Write each line out exactly, leaving none out.

[Start GIVEN RECORDS]

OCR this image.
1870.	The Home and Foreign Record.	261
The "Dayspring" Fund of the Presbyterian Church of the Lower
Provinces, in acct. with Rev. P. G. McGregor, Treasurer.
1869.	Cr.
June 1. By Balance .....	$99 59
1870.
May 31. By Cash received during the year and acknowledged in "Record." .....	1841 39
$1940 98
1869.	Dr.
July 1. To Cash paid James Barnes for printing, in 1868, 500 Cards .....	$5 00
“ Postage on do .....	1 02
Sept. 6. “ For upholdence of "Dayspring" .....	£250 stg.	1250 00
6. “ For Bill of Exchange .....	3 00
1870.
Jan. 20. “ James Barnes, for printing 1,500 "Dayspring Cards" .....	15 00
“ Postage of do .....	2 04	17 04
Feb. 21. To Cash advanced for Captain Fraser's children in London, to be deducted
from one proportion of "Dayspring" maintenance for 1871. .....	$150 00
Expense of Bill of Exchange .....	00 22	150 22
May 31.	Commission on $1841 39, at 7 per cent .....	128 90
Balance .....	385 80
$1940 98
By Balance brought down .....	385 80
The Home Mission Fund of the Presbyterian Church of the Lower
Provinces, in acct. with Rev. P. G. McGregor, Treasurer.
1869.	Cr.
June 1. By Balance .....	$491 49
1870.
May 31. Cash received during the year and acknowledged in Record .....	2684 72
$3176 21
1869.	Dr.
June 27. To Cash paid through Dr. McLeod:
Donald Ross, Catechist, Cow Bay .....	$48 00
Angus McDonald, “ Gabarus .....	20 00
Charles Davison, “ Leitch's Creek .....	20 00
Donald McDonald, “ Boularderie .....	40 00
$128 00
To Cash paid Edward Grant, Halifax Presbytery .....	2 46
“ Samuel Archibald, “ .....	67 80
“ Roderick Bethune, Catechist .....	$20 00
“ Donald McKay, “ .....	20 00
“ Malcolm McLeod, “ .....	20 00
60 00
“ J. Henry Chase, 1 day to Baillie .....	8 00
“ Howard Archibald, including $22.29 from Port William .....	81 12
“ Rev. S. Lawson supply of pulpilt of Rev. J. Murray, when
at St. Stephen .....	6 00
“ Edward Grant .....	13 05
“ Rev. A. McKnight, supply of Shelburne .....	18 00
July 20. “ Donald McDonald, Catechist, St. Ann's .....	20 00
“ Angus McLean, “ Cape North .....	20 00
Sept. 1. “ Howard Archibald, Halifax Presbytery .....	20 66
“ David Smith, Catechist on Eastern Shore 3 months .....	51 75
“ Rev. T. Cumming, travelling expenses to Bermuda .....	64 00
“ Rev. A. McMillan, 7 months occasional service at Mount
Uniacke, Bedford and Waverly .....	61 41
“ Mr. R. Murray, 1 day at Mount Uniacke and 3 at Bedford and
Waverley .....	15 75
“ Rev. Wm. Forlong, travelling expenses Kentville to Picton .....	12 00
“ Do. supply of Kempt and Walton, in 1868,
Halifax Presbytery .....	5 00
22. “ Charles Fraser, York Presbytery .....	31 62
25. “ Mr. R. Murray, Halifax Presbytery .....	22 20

[End GIVEN RECORDS]

[THE RESULT]
OCR this image.
1870.	The Home and Foreign Record.	261
The "Dayspring" Fund of the Presbyterian Church of the Lower
Provinces, in acct. with Rev. P. G. McGregor, Treasurer.
1869.	Cr.
June 1. By Balance .....	$99 59
1870.
May 31. By Cash received during the year and acknowledged in "Record." .....	1841 39
$1940 98
1869.	Dr.
July 1. To Cash paid James Barnes for printing, in 1868, 500 Cards .....	$5 00
“ Postage on do .....	1 02
Sept. 6. “ For upholdence of "Dayspring" .....	£250 stg.	1250 00
6. “ For Bill of Exchange .....	3 00
1870.
Jan. 20. “ James Barnes, for printing 1,500 "Dayspring Cards" .....	15 00
“ Postage of do .....	2 04	17 04
Feb. 21. To Cash advanced for Captain Fraser's children in London, to be deducted
from one proportion of "Dayspring" maintenance for 1871. .....	$150 00
Expense of Bill of Exchange .....	00 22	150 22
May 31.	Commission on $1841 39, at 7 per cent .....	128 90
Balance .....	385 80
$1940 98
By Balance brought down .....	385 80
The Home Mission Fund of the Presbyterian Church of the Lower
Provinces, in acct. with Rev. P. G. McGregor, Treasurer.
1869.	Cr.
June 1. By Balance .....	$491 49
1870.
May 31. Cash received during the year and acknowledged in Record .....	2684 72
$3176 21
1869.	Dr.
June 27. To Cash paid through Dr. McLeod:
Donald Ross, Catechist, Cow Bay .....	$48 00
Angus McDonald, “ Gabarus .....	20 00
Charles Davison, “ Leitch's Creek .....	20 00
Donald McDonald, “ Boularderie .....	40 00
$128 00
To Cash paid Edward Grant, Halifax Presbytery .....	2 46
“ Samuel Archibald, “ .....	67 80
“ Roderick Bethune, Catechist .....	$20 00
“ Donald McKay, “ .....	20 00
“ Malcolm McLeod, “ .....	20 00
60 00
“ J. Henry Chase, 1 day to Baillie .....	8 00
“ Howard Archibald, including $22.29 from Port William .....	81 12
“ Rev. S. Lawson supply of pulpilt of Rev. J. Murray, when
at St. Stephen .....	6 00
“ Edward Grant .....	13 05
“ Rev. A. McKnight, supply of Shelburne .....	18 00
July 20. “ Donald McDonald, Catechist, St. Ann's .....	20 00
“ Angus McLean, “ Cape North .....	20 00
Sept. 1. “ Howard Archibald, Halifax Presbytery .....	20 66
“ David Smith, Catechist on Eastern Shore 3 months .....	51 75
“ Rev. T. Cumming, travelling expenses to Bermuda .....	64 00
“ Rev. A. McMillan, 7 months occasional service at Mount
Uniacke, Bedford and Waverly .....	61 41
“ Mr. R. Murray, 1 day at Mount Uniacke and 3 at Bedford and
Waverley .....	15 75
“ Rev. Wm. Forlong, travelling expenses Kentville to Picton .....	12 00
“ Do. supply of Kempt and Walton, in 1868,
Halifax Presbytery .....	5 00
22. “ Charles Fraser, York Presbytery .....	31 62
25. “ Mr. R. Murray, Halifax Presbytery .....	22 20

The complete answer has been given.